- [Stated exercise]
Starting with the line that holds "Extract all readable text from this page.", copy out each remaining line of the listing below, up to and including the last one, and include nothing else.

- [Material provided]

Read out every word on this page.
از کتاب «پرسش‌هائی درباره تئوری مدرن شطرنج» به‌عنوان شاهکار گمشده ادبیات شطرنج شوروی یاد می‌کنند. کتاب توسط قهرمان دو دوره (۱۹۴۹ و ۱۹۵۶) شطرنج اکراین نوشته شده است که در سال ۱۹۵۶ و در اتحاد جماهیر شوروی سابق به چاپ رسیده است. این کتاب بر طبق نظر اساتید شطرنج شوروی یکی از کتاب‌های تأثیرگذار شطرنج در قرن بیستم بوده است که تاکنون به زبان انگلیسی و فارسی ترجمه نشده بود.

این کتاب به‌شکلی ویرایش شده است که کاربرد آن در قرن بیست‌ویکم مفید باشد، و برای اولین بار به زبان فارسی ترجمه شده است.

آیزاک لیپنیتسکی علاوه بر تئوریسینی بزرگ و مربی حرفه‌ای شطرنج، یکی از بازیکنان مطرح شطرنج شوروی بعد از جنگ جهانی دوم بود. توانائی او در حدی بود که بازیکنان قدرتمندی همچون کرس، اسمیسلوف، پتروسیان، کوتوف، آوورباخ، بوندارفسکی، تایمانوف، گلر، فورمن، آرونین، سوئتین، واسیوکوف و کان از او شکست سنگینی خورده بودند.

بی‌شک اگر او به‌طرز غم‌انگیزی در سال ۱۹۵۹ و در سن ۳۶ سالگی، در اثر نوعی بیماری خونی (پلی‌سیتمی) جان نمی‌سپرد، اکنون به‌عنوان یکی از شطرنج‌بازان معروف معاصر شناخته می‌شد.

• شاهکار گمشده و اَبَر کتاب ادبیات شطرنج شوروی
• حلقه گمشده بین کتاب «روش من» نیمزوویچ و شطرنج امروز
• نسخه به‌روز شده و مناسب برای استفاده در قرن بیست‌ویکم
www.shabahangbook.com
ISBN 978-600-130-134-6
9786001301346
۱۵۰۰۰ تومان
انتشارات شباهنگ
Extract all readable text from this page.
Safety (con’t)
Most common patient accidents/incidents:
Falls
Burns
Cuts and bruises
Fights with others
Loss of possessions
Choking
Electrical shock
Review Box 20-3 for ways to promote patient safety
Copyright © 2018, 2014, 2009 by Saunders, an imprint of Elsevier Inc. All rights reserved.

- [Result]
Extract all readable text from this page.
Safety (con’t)
Most common patient accidents/incidents:
Falls
Burns
Cuts and bruises
Fights with others
Loss of possessions
Choking
Electrical shock
Review Box 20-3 for ways to promote patient safety
Copyright © 2018, 2014, 2009 by Saunders, an imprint of Elsevier Inc. All rights reserved.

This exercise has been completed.